Copy each line where the word "Современные" occurs.

Extracted records
————————

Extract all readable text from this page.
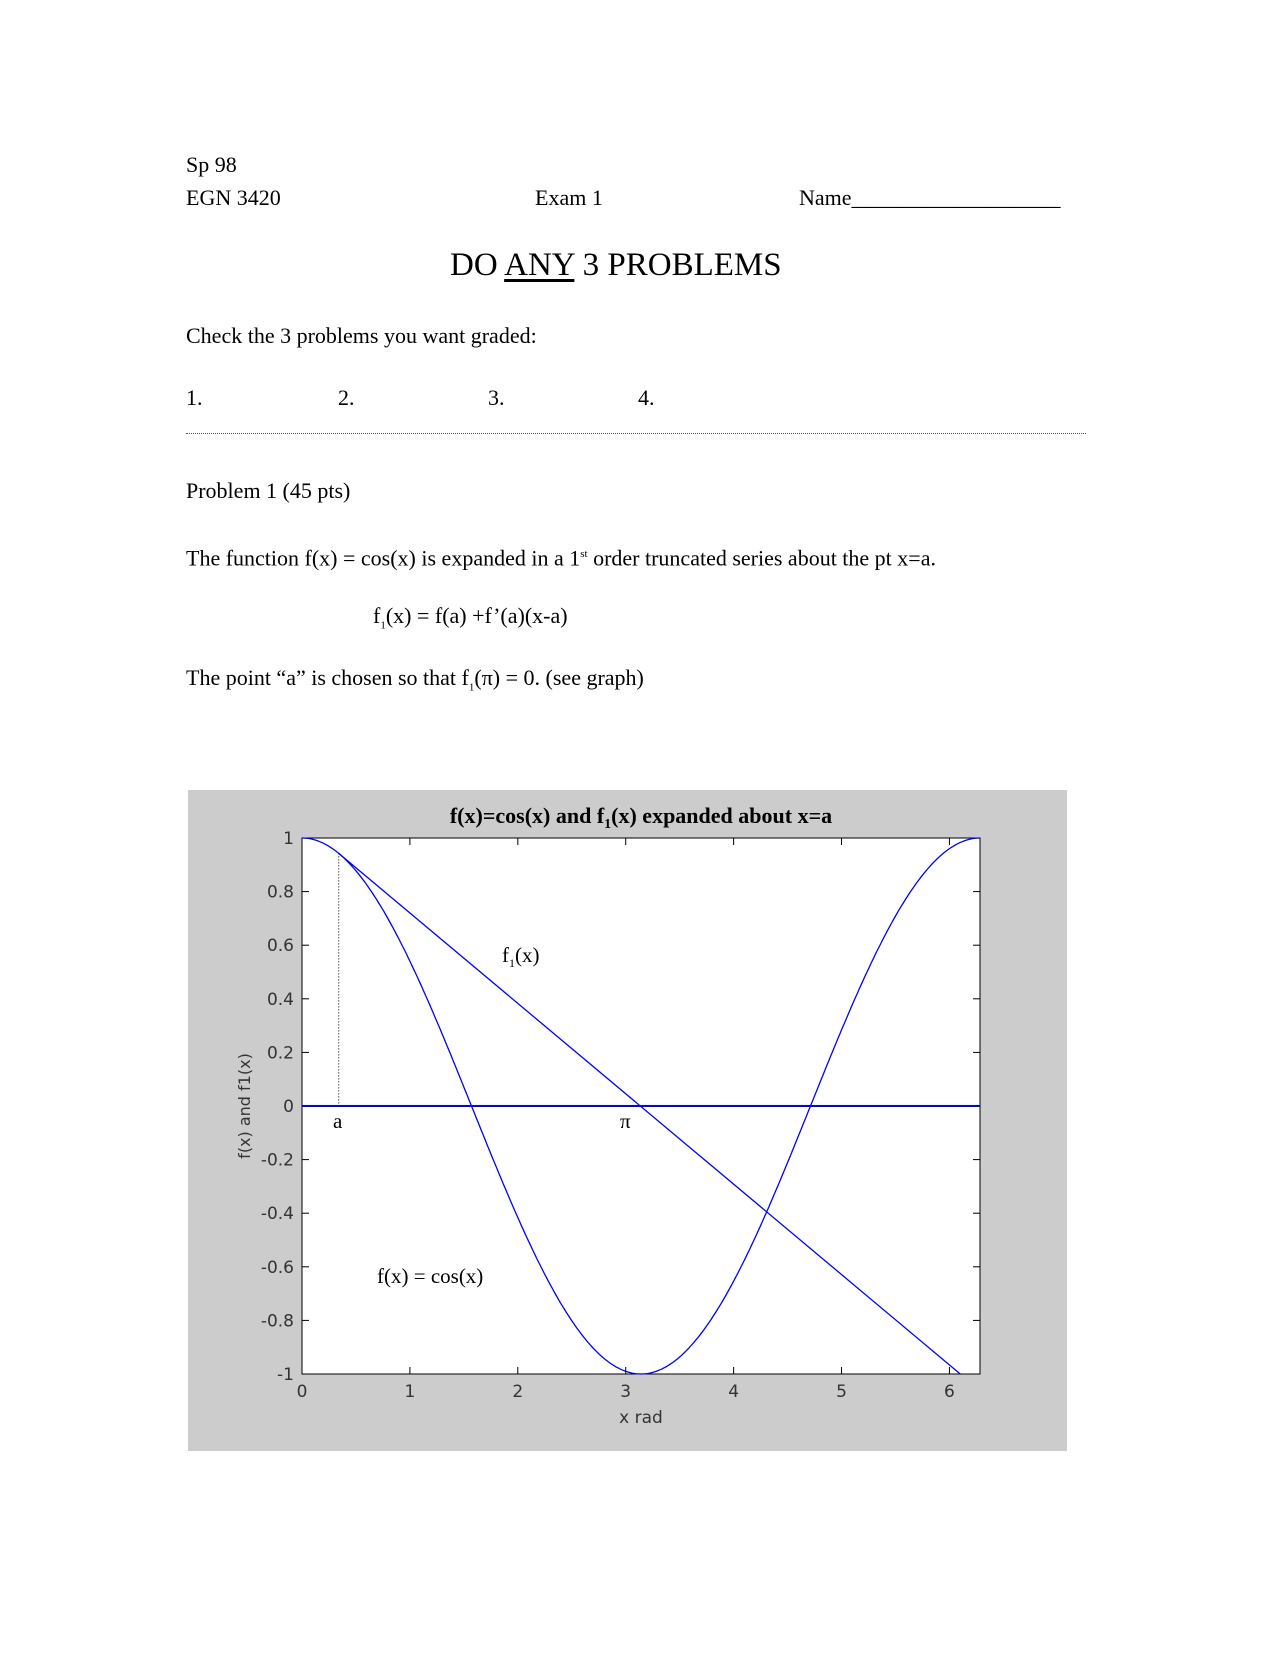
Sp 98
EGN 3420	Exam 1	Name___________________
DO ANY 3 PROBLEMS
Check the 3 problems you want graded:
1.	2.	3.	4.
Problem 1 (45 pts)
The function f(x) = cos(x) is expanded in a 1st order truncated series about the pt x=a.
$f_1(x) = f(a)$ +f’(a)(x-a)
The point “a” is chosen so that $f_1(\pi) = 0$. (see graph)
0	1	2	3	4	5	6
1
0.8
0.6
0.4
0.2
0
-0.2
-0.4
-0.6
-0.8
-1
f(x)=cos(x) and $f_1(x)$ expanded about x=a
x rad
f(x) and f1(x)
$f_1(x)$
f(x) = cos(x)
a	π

————————

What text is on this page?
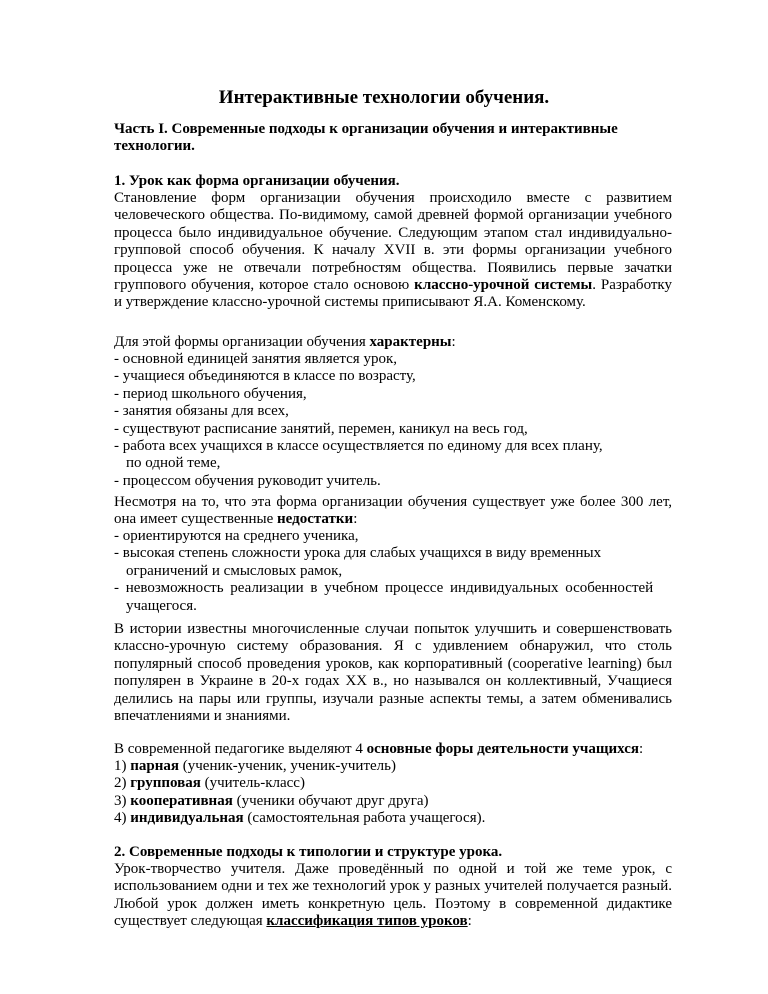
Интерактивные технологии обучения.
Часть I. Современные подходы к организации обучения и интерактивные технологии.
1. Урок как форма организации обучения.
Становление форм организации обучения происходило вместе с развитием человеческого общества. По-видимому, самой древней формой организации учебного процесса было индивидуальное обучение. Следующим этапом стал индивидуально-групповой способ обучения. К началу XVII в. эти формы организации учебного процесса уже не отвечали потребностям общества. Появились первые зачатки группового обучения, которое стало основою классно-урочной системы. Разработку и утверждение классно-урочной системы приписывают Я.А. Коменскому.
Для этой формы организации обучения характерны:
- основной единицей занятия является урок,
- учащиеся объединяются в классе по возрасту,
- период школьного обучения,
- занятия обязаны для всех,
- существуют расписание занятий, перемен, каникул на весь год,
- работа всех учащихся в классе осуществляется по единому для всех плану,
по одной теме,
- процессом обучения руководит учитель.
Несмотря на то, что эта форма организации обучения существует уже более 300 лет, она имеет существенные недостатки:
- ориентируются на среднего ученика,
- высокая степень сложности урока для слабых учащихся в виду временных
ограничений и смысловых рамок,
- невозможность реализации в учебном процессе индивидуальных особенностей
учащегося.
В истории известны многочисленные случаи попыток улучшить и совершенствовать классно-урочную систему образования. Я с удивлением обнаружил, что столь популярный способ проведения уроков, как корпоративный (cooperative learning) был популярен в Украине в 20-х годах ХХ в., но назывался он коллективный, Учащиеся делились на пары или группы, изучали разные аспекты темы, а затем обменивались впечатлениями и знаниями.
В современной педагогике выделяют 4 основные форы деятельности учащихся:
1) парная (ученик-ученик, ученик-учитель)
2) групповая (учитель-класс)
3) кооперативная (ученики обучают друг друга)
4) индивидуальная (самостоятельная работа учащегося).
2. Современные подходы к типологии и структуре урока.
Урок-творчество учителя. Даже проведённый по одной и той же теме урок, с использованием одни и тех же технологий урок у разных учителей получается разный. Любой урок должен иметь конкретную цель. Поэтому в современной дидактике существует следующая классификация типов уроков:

————————

*Result of this exercise:*
Часть I. Современные подходы к организации обучения и интерактивные технологии.
2. Современные подходы к типологии и структуре урока.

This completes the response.